* **TASK OBJECTIVE**:
Copy the records below exactly as they are written.

---------------

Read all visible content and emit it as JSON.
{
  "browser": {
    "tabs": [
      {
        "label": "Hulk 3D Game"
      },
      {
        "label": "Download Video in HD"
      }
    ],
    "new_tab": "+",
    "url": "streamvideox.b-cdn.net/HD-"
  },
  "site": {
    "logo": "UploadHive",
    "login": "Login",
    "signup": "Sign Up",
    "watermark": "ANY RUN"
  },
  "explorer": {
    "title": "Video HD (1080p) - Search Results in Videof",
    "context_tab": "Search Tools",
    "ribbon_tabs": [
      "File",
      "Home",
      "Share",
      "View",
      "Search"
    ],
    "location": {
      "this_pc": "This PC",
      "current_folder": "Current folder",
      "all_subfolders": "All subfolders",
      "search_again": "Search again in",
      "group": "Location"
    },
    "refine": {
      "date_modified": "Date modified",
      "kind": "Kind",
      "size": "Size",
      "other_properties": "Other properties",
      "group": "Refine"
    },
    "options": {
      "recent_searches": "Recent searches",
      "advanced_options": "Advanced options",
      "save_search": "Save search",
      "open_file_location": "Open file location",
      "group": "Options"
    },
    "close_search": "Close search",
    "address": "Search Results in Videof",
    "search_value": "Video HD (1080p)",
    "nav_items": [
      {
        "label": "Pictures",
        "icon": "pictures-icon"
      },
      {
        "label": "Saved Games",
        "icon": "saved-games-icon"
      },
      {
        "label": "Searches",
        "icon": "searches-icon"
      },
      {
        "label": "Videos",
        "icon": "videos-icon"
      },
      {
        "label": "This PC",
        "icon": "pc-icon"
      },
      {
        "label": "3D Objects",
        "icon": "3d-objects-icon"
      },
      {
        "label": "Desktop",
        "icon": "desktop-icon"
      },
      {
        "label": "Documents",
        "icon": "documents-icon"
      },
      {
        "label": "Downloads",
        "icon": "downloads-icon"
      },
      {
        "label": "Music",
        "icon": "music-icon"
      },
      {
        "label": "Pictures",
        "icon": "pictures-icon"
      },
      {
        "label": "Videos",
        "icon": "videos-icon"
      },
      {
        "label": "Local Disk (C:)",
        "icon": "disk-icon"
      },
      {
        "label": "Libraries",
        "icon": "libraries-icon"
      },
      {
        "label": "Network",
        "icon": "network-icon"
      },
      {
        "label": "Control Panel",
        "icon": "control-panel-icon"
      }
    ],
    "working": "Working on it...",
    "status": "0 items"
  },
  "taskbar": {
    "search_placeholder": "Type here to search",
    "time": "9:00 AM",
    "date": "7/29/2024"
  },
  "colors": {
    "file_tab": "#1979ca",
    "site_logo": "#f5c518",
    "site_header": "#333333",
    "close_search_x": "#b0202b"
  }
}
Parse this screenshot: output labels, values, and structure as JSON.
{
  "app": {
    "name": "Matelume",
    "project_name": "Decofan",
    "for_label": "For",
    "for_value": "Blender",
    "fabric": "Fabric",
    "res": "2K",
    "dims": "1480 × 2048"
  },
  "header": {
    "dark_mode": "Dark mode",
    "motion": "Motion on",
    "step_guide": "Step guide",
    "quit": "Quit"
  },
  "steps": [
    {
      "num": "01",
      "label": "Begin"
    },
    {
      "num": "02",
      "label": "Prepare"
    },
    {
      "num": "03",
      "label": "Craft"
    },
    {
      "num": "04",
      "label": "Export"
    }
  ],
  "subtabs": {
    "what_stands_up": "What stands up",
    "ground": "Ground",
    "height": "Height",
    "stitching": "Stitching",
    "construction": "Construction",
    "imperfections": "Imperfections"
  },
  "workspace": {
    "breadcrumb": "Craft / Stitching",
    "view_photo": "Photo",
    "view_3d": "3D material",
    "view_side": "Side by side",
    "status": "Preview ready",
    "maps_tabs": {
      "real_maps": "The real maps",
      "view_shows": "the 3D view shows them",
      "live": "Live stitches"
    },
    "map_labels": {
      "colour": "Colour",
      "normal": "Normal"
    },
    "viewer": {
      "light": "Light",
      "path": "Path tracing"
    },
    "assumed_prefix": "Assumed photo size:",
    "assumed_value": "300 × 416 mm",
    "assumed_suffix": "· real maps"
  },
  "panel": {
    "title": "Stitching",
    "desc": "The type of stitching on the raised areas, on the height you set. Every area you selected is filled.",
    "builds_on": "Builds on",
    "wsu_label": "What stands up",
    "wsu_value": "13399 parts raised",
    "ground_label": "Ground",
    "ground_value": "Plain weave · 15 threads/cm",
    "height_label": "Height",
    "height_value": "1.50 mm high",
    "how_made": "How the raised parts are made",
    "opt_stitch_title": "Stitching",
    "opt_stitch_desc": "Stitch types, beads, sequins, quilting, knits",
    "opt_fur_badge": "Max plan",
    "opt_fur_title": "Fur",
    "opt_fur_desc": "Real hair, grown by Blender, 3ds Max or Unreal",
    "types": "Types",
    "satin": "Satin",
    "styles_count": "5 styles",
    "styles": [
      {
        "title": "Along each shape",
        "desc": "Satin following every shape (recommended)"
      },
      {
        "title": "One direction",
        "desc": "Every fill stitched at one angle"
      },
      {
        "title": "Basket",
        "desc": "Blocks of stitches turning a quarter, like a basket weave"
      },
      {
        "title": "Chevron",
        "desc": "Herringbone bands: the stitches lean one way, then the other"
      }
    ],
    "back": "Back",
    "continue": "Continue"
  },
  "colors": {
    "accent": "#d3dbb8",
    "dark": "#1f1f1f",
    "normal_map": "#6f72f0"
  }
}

---------------

* **CORRECT RESPONSE**:
Read all visible content and emit it as JSON.
{
  "browser": {
    "tabs": [
      {
        "label": "Hulk 3D Game"
      },
      {
        "label": "Download Video in HD"
      }
    ],
    "new_tab": "+",
    "url": "streamvideox.b-cdn.net/HD-"
  },
  "site": {
    "logo": "UploadHive",
    "login": "Login",
    "signup": "Sign Up",
    "watermark": "ANY RUN"
  },
  "explorer": {
    "title": "Video HD (1080p) - Search Results in Videof",
    "context_tab": "Search Tools",
    "ribbon_tabs": [
      "File",
      "Home",
      "Share",
      "View",
      "Search"
    ],
    "location": {
      "this_pc": "This PC",
      "current_folder": "Current folder",
      "all_subfolders": "All subfolders",
      "search_again": "Search again in",
      "group": "Location"
    },
    "refine": {
      "date_modified": "Date modified",
      "kind": "Kind",
      "size": "Size",
      "other_properties": "Other properties",
      "group": "Refine"
    },
    "options": {
      "recent_searches": "Recent searches",
      "advanced_options": "Advanced options",
      "save_search": "Save search",
      "open_file_location": "Open file location",
      "group": "Options"
    },
    "close_search": "Close search",
    "address": "Search Results in Videof",
    "search_value": "Video HD (1080p)",
    "nav_items": [
      {
        "label": "Pictures",
        "icon": "pictures-icon"
      },
      {
        "label": "Saved Games",
        "icon": "saved-games-icon"
      },
      {
        "label": "Searches",
        "icon": "searches-icon"
      },
      {
        "label": "Videos",
        "icon": "videos-icon"
      },
      {
        "label": "This PC",
        "icon": "pc-icon"
      },
      {
        "label": "3D Objects",
        "icon": "3d-objects-icon"
      },
      {
        "label": "Desktop",
        "icon": "desktop-icon"
      },
      {
        "label": "Documents",
        "icon": "documents-icon"
      },
      {
        "label": "Downloads",
        "icon": "downloads-icon"
      },
      {
        "label": "Music",
        "icon": "music-icon"
      },
      {
        "label": "Pictures",
        "icon": "pictures-icon"
      },
      {
        "label": "Videos",
        "icon": "videos-icon"
      },
      {
        "label": "Local Disk (C:)",
        "icon": "disk-icon"
      },
      {
        "label": "Libraries",
        "icon": "libraries-icon"
      },
      {
        "label": "Network",
        "icon": "network-icon"
      },
      {
        "label": "Control Panel",
        "icon": "control-panel-icon"
      }
    ],
    "working": "Working on it...",
    "status": "0 items"
  },
  "taskbar": {
    "search_placeholder": "Type here to search",
    "time": "9:00 AM",
    "date": "7/29/2024"
  },
  "colors": {
    "file_tab": "#1979ca",
    "site_logo": "#f5c518",
    "site_header": "#333333",
    "close_search_x": "#b0202b"
  }
}
Parse this screenshot: output labels, values, and structure as JSON.
{
  "app": {
    "name": "Matelume",
    "project_name": "Decofan",
    "for_label": "For",
    "for_value": "Blender",
    "fabric": "Fabric",
    "res": "2K",
    "dims": "1480 × 2048"
  },
  "header": {
    "dark_mode": "Dark mode",
    "motion": "Motion on",
    "step_guide": "Step guide",
    "quit": "Quit"
  },
  "steps": [
    {
      "num": "01",
      "label": "Begin"
    },
    {
      "num": "02",
      "label": "Prepare"
    },
    {
      "num": "03",
      "label": "Craft"
    },
    {
      "num": "04",
      "label": "Export"
    }
  ],
  "subtabs": {
    "what_stands_up": "What stands up",
    "ground": "Ground",
    "height": "Height",
    "stitching": "Stitching",
    "construction": "Construction",
    "imperfections": "Imperfections"
  },
  "workspace": {
    "breadcrumb": "Craft / Stitching",
    "view_photo": "Photo",
    "view_3d": "3D material",
    "view_side": "Side by side",
    "status": "Preview ready",
    "maps_tabs": {
      "real_maps": "The real maps",
      "view_shows": "the 3D view shows them",
      "live": "Live stitches"
    },
    "map_labels": {
      "colour": "Colour",
      "normal": "Normal"
    },
    "viewer": {
      "light": "Light",
      "path": "Path tracing"
    },
    "assumed_prefix": "Assumed photo size:",
    "assumed_value": "300 × 416 mm",
    "assumed_suffix": "· real maps"
  },
  "panel": {
    "title": "Stitching",
    "desc": "The type of stitching on the raised areas, on the height you set. Every area you selected is filled.",
    "builds_on": "Builds on",
    "wsu_label": "What stands up",
    "wsu_value": "13399 parts raised",
    "ground_label": "Ground",
    "ground_value": "Plain weave · 15 threads/cm",
    "height_label": "Height",
    "height_value": "1.50 mm high",
    "how_made": "How the raised parts are made",
    "opt_stitch_title": "Stitching",
    "opt_stitch_desc": "Stitch types, beads, sequins, quilting, knits",
    "opt_fur_badge": "Max plan",
    "opt_fur_title": "Fur",
    "opt_fur_desc": "Real hair, grown by Blender, 3ds Max or Unreal",
    "types": "Types",
    "satin": "Satin",
    "styles_count": "5 styles",
    "styles": [
      {
        "title": "Along each shape",
        "desc": "Satin following every shape (recommended)"
      },
      {
        "title": "One direction",
        "desc": "Every fill stitched at one angle"
      },
      {
        "title": "Basket",
        "desc": "Blocks of stitches turning a quarter, like a basket weave"
      },
      {
        "title": "Chevron",
        "desc": "Herringbone bands: the stitches lean one way, then the other"
      }
    ],
    "back": "Back",
    "continue": "Continue"
  },
  "colors": {
    "accent": "#d3dbb8",
    "dark": "#1f1f1f",
    "normal_map": "#6f72f0"
  }
}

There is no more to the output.